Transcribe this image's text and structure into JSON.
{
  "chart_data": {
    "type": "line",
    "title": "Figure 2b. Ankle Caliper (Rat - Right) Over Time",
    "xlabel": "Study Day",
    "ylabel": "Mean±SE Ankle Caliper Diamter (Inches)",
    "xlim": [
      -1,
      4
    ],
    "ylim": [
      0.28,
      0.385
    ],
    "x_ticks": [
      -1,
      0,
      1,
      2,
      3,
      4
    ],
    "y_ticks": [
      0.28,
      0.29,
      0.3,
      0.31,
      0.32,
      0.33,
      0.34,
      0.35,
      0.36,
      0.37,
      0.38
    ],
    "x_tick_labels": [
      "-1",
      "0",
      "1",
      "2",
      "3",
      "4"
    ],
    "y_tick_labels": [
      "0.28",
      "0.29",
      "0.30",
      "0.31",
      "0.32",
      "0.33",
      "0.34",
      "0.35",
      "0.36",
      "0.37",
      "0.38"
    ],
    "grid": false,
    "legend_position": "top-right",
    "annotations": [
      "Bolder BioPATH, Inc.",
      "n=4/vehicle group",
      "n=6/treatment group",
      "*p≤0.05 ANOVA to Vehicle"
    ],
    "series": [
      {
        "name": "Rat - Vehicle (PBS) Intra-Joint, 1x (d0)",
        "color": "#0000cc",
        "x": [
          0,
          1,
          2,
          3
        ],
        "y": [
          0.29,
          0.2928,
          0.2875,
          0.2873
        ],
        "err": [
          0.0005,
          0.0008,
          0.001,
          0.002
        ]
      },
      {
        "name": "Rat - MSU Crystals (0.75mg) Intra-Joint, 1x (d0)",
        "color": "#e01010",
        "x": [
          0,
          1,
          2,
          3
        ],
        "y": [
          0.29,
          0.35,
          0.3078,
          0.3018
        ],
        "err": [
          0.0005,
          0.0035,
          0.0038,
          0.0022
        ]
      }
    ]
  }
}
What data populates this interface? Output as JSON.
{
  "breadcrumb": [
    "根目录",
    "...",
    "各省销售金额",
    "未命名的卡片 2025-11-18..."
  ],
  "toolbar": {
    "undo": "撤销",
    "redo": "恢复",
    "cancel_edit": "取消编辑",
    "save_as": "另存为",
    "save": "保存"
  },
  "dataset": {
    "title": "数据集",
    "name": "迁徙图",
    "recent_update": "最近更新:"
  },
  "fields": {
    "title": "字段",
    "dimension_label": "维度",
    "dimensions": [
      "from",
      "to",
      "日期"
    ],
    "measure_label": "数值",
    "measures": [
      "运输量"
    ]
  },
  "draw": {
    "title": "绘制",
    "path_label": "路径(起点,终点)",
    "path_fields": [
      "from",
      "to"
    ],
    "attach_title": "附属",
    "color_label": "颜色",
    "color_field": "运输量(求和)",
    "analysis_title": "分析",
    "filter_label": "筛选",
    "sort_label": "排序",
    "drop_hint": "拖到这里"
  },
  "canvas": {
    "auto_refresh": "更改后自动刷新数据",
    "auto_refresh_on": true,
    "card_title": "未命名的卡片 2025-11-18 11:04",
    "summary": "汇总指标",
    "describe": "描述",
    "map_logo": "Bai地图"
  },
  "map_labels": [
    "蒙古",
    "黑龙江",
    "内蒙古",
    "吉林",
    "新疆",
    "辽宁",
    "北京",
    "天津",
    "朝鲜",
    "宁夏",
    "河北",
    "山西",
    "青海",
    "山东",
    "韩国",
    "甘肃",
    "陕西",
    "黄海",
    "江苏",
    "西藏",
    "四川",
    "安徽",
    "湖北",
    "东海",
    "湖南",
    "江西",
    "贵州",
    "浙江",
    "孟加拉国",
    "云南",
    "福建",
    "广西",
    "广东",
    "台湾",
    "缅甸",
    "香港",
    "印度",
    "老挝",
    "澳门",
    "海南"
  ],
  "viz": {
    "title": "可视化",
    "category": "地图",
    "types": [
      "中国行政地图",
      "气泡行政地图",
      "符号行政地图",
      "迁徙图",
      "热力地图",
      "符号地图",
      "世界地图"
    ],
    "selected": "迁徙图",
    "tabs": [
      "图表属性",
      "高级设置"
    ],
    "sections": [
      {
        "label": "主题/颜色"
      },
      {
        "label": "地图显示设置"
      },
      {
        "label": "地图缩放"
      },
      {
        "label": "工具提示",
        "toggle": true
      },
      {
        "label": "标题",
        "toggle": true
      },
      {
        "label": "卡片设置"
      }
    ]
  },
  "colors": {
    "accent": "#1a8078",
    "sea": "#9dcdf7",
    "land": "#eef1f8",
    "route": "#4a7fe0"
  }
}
◇ ◇ ◇ ◇ ◇
Show all lines from the records above where the word "Joint" occurs.

* **Written answer**
        "name": "Rat - Vehicle (PBS) Intra-Joint, 1x (d0)",
        "name": "Rat - MSU Crystals (0.75mg) Intra-Joint, 1x (d0)",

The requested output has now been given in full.